- [AIM OF THE TASK]: From the listing below, pull each line that includes "title".
++++++++++
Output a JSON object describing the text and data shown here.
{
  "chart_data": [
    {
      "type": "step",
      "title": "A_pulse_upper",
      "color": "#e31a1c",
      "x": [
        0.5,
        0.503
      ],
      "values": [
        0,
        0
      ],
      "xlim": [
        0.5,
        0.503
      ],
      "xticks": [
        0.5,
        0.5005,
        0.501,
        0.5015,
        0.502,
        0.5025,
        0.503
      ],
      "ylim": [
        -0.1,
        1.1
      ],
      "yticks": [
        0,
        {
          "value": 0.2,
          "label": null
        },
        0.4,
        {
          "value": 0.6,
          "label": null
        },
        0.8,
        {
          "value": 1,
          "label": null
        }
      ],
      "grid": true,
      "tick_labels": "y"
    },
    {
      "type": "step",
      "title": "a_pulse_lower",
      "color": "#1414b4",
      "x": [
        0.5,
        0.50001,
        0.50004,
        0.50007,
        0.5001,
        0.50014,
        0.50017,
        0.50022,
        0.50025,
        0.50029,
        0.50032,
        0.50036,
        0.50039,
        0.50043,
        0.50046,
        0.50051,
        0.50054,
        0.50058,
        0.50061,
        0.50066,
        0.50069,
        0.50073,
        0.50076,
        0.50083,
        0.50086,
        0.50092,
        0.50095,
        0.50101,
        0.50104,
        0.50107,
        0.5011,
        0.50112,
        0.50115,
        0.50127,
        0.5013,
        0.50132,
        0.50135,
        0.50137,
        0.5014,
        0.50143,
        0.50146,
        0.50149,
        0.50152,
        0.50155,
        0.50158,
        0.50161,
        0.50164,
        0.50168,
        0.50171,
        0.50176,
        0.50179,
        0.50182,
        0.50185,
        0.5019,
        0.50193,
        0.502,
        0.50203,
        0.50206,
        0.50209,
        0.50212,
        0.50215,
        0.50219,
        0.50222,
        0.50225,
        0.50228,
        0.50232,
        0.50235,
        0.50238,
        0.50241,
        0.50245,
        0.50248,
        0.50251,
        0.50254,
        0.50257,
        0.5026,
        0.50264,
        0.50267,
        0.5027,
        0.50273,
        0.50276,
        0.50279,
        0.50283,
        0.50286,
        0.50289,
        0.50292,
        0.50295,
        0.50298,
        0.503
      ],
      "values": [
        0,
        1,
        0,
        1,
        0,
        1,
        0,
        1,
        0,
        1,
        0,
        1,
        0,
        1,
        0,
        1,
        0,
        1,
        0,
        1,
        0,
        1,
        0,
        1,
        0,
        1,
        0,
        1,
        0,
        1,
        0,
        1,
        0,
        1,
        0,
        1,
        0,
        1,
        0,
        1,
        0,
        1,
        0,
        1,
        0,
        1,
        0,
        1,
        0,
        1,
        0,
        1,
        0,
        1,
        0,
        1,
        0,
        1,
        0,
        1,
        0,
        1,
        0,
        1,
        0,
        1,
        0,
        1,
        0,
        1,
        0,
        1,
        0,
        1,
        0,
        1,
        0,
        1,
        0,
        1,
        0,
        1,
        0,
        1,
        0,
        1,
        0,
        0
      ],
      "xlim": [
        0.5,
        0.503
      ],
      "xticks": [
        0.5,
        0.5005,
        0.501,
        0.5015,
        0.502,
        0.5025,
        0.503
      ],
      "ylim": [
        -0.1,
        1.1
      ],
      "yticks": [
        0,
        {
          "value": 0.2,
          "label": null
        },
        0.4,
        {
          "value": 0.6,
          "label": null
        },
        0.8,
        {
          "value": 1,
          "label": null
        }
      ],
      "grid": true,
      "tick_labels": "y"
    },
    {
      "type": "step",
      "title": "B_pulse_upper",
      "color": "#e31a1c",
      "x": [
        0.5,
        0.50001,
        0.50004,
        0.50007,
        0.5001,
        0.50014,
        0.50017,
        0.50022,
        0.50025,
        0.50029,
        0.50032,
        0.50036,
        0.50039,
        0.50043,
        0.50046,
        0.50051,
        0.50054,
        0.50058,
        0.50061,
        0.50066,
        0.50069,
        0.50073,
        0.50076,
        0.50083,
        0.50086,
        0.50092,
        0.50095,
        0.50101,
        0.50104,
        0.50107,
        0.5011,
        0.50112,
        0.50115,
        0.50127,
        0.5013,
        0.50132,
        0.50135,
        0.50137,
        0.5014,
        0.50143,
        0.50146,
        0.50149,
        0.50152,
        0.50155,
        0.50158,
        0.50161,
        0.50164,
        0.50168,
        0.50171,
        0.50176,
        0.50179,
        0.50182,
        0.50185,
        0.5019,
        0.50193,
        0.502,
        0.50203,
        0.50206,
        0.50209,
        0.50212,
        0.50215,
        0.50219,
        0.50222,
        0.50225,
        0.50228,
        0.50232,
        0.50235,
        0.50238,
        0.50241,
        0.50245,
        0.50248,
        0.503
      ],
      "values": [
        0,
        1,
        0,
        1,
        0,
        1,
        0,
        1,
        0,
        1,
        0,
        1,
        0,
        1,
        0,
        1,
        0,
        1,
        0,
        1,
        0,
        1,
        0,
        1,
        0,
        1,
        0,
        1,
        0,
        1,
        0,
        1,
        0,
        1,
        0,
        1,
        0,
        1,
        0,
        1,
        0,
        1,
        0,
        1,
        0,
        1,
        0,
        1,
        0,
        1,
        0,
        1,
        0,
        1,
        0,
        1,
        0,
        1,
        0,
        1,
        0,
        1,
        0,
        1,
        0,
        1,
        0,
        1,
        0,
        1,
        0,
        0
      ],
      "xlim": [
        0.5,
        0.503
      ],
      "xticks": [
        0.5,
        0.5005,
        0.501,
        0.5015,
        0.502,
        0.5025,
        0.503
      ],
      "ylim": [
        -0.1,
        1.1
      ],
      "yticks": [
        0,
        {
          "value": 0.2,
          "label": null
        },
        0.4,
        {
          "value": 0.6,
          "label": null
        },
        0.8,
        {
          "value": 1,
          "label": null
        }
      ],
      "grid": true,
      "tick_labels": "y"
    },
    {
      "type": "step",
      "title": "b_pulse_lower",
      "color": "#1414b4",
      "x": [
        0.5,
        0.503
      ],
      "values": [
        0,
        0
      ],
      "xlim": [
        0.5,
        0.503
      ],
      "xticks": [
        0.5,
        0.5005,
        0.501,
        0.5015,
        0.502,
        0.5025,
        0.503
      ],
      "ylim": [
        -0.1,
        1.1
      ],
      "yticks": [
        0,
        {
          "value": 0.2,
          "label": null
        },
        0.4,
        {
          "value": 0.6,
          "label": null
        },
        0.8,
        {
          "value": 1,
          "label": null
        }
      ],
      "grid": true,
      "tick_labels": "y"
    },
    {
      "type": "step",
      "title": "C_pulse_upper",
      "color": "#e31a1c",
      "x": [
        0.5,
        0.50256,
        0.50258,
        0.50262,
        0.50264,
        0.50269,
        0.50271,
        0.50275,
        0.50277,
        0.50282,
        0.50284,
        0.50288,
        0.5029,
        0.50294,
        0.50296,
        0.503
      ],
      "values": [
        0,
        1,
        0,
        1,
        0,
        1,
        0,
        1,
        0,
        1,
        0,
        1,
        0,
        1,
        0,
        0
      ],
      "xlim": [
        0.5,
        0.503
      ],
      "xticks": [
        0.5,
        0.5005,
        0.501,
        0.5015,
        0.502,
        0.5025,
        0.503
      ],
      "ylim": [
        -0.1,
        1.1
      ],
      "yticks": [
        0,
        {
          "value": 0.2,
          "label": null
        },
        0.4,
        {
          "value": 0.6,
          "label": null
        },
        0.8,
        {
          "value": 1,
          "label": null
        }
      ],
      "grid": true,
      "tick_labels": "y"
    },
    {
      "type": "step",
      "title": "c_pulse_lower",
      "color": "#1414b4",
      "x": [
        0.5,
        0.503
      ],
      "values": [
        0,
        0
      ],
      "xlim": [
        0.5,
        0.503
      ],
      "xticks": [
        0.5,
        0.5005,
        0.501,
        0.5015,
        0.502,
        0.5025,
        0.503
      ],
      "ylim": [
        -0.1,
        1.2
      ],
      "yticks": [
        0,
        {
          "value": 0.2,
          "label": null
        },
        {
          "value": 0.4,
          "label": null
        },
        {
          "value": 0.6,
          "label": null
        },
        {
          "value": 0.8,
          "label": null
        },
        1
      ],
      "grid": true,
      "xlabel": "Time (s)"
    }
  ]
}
++++++++++
- [WRITTEN RESPONSE]:
      "title": "A_pulse_upper",
      "title": "a_pulse_lower",
      "title": "B_pulse_upper",
      "title": "b_pulse_lower",
      "title": "C_pulse_upper",
      "title": "c_pulse_lower",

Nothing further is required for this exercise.